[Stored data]

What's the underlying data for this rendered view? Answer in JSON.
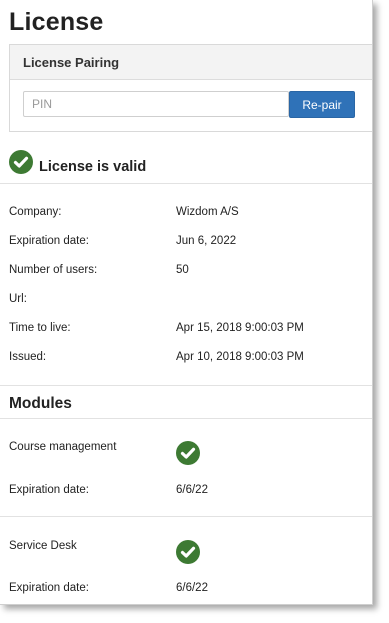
{
  "page": {
    "title": "License"
  },
  "pairing": {
    "title": "License Pairing",
    "pin_placeholder": "PIN",
    "pin_value": "",
    "repair_label": "Re-pair"
  },
  "status": {
    "text": "License is valid",
    "icon": "check-circle-icon"
  },
  "details": [
    {
      "label": "Company:",
      "value": "Wizdom A/S"
    },
    {
      "label": "Expiration date:",
      "value": "Jun 6, 2022"
    },
    {
      "label": "Number of users:",
      "value": "50"
    },
    {
      "label": "Url:",
      "value": ""
    },
    {
      "label": "Time to live:",
      "value": "Apr 15, 2018 9:00:03 PM"
    },
    {
      "label": "Issued:",
      "value": "Apr 10, 2018 9:00:03 PM"
    }
  ],
  "modules": {
    "title": "Modules",
    "items": [
      {
        "name": "Course management",
        "status_icon": "check-circle-icon",
        "expiration_label": "Expiration date:",
        "expiration_value": "6/6/22"
      },
      {
        "name": "Service Desk",
        "status_icon": "check-circle-icon",
        "expiration_label": "Expiration date:",
        "expiration_value": "6/6/22"
      }
    ]
  },
  "colors": {
    "accent_button": "#2f72b8",
    "valid_check": "#3d7a33"
  }
}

▸ Required work: The pictures should not be reproduced; quote all of the other material exactly.

▸ Exercise answer:
What's the underlying data for this rendered view? Answer in JSON.
{
  "page": {
    "title": "License"
  },
  "pairing": {
    "title": "License Pairing",
    "pin_placeholder": "PIN",
    "pin_value": "",
    "repair_label": "Re-pair"
  },
  "status": {
    "text": "License is valid",
    "icon": "check-circle-icon"
  },
  "details": [
    {
      "label": "Company:",
      "value": "Wizdom A/S"
    },
    {
      "label": "Expiration date:",
      "value": "Jun 6, 2022"
    },
    {
      "label": "Number of users:",
      "value": "50"
    },
    {
      "label": "Url:",
      "value": ""
    },
    {
      "label": "Time to live:",
      "value": "Apr 15, 2018 9:00:03 PM"
    },
    {
      "label": "Issued:",
      "value": "Apr 10, 2018 9:00:03 PM"
    }
  ],
  "modules": {
    "title": "Modules",
    "items": [
      {
        "name": "Course management",
        "status_icon": "check-circle-icon",
        "expiration_label": "Expiration date:",
        "expiration_value": "6/6/22"
      },
      {
        "name": "Service Desk",
        "status_icon": "check-circle-icon",
        "expiration_label": "Expiration date:",
        "expiration_value": "6/6/22"
      }
    ]
  },
  "colors": {
    "accent_button": "#2f72b8",
    "valid_check": "#3d7a33"
  }
}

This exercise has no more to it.